* **Exercise directions**: The listing below should be written out exactly; please include all of it.
--- BEGIN Given information ---
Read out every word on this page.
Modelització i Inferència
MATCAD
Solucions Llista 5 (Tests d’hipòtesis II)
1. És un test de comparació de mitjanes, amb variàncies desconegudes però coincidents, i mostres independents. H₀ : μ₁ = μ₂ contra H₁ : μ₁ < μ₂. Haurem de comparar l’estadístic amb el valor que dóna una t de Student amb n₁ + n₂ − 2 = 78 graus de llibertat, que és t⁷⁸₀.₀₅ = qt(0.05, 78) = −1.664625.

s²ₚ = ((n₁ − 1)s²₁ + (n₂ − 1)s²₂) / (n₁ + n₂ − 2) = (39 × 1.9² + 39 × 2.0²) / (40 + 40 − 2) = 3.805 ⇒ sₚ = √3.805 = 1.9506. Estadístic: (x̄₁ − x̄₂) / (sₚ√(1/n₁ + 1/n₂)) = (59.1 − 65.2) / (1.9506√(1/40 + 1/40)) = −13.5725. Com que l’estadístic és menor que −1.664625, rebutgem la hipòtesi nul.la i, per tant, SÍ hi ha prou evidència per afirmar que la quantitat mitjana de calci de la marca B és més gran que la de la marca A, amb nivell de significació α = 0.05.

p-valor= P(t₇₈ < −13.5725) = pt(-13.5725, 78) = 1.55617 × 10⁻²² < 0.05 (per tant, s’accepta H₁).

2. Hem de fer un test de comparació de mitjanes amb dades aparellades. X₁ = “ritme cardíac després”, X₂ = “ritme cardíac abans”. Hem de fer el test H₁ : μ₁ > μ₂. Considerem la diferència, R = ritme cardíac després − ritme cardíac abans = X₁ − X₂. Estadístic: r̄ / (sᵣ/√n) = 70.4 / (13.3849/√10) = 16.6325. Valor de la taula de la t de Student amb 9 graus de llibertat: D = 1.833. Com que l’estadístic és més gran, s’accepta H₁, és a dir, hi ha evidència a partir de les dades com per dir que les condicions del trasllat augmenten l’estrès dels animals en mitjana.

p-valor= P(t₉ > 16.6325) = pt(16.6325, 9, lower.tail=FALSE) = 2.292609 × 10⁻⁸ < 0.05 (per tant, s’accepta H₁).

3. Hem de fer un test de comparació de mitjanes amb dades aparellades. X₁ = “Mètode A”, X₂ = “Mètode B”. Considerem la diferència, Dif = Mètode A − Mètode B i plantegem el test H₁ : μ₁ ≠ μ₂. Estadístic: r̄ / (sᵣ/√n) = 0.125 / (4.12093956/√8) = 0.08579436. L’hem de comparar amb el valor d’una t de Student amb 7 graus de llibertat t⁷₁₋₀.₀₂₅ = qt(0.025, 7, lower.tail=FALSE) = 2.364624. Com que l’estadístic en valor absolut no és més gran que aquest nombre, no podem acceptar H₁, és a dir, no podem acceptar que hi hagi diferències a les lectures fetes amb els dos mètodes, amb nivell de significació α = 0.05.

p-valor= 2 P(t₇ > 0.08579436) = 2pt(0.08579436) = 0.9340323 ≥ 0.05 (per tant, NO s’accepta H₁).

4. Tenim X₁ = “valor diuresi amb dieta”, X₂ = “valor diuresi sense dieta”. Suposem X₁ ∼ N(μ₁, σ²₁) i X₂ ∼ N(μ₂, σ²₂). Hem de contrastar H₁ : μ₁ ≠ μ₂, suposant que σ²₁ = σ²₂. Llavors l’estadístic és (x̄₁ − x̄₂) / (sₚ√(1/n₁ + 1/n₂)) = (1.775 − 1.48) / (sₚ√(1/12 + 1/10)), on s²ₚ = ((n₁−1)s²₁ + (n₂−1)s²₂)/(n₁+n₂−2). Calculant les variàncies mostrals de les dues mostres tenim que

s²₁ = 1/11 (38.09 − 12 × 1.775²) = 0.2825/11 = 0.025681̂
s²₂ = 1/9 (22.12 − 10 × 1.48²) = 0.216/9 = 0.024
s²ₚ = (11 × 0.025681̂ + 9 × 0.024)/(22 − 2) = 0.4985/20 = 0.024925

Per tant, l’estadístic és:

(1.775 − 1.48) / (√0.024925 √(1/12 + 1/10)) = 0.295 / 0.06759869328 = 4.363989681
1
--- END Given information ---
* **Result**:
Read out every word on this page.
Modelització i Inferència
MATCAD
Solucions Llista 5 (Tests d’hipòtesis II)
1. És un test de comparació de mitjanes, amb variàncies desconegudes però coincidents, i mostres independents. H₀ : μ₁ = μ₂ contra H₁ : μ₁ < μ₂. Haurem de comparar l’estadístic amb el valor que dóna una t de Student amb n₁ + n₂ − 2 = 78 graus de llibertat, que és t⁷⁸₀.₀₅ = qt(0.05, 78) = −1.664625.

s²ₚ = ((n₁ − 1)s²₁ + (n₂ − 1)s²₂) / (n₁ + n₂ − 2) = (39 × 1.9² + 39 × 2.0²) / (40 + 40 − 2) = 3.805 ⇒ sₚ = √3.805 = 1.9506. Estadístic: (x̄₁ − x̄₂) / (sₚ√(1/n₁ + 1/n₂)) = (59.1 − 65.2) / (1.9506√(1/40 + 1/40)) = −13.5725. Com que l’estadístic és menor que −1.664625, rebutgem la hipòtesi nul.la i, per tant, SÍ hi ha prou evidència per afirmar que la quantitat mitjana de calci de la marca B és més gran que la de la marca A, amb nivell de significació α = 0.05.

p-valor= P(t₇₈ < −13.5725) = pt(-13.5725, 78) = 1.55617 × 10⁻²² < 0.05 (per tant, s’accepta H₁).

2. Hem de fer un test de comparació de mitjanes amb dades aparellades. X₁ = “ritme cardíac després”, X₂ = “ritme cardíac abans”. Hem de fer el test H₁ : μ₁ > μ₂. Considerem la diferència, R = ritme cardíac després − ritme cardíac abans = X₁ − X₂. Estadístic: r̄ / (sᵣ/√n) = 70.4 / (13.3849/√10) = 16.6325. Valor de la taula de la t de Student amb 9 graus de llibertat: D = 1.833. Com que l’estadístic és més gran, s’accepta H₁, és a dir, hi ha evidència a partir de les dades com per dir que les condicions del trasllat augmenten l’estrès dels animals en mitjana.

p-valor= P(t₉ > 16.6325) = pt(16.6325, 9, lower.tail=FALSE) = 2.292609 × 10⁻⁸ < 0.05 (per tant, s’accepta H₁).

3. Hem de fer un test de comparació de mitjanes amb dades aparellades. X₁ = “Mètode A”, X₂ = “Mètode B”. Considerem la diferència, Dif = Mètode A − Mètode B i plantegem el test H₁ : μ₁ ≠ μ₂. Estadístic: r̄ / (sᵣ/√n) = 0.125 / (4.12093956/√8) = 0.08579436. L’hem de comparar amb el valor d’una t de Student amb 7 graus de llibertat t⁷₁₋₀.₀₂₅ = qt(0.025, 7, lower.tail=FALSE) = 2.364624. Com que l’estadístic en valor absolut no és més gran que aquest nombre, no podem acceptar H₁, és a dir, no podem acceptar que hi hagi diferències a les lectures fetes amb els dos mètodes, amb nivell de significació α = 0.05.

p-valor= 2 P(t₇ > 0.08579436) = 2pt(0.08579436) = 0.9340323 ≥ 0.05 (per tant, NO s’accepta H₁).

4. Tenim X₁ = “valor diuresi amb dieta”, X₂ = “valor diuresi sense dieta”. Suposem X₁ ∼ N(μ₁, σ²₁) i X₂ ∼ N(μ₂, σ²₂). Hem de contrastar H₁ : μ₁ ≠ μ₂, suposant que σ²₁ = σ²₂. Llavors l’estadístic és (x̄₁ − x̄₂) / (sₚ√(1/n₁ + 1/n₂)) = (1.775 − 1.48) / (sₚ√(1/12 + 1/10)), on s²ₚ = ((n₁−1)s²₁ + (n₂−1)s²₂)/(n₁+n₂−2). Calculant les variàncies mostrals de les dues mostres tenim que

s²₁ = 1/11 (38.09 − 12 × 1.775²) = 0.2825/11 = 0.025681̂
s²₂ = 1/9 (22.12 − 10 × 1.48²) = 0.216/9 = 0.024
s²ₚ = (11 × 0.025681̂ + 9 × 0.024)/(22 − 2) = 0.4985/20 = 0.024925

Per tant, l’estadístic és:

(1.775 − 1.48) / (√0.024925 √(1/12 + 1/10)) = 0.295 / 0.06759869328 = 4.363989681
1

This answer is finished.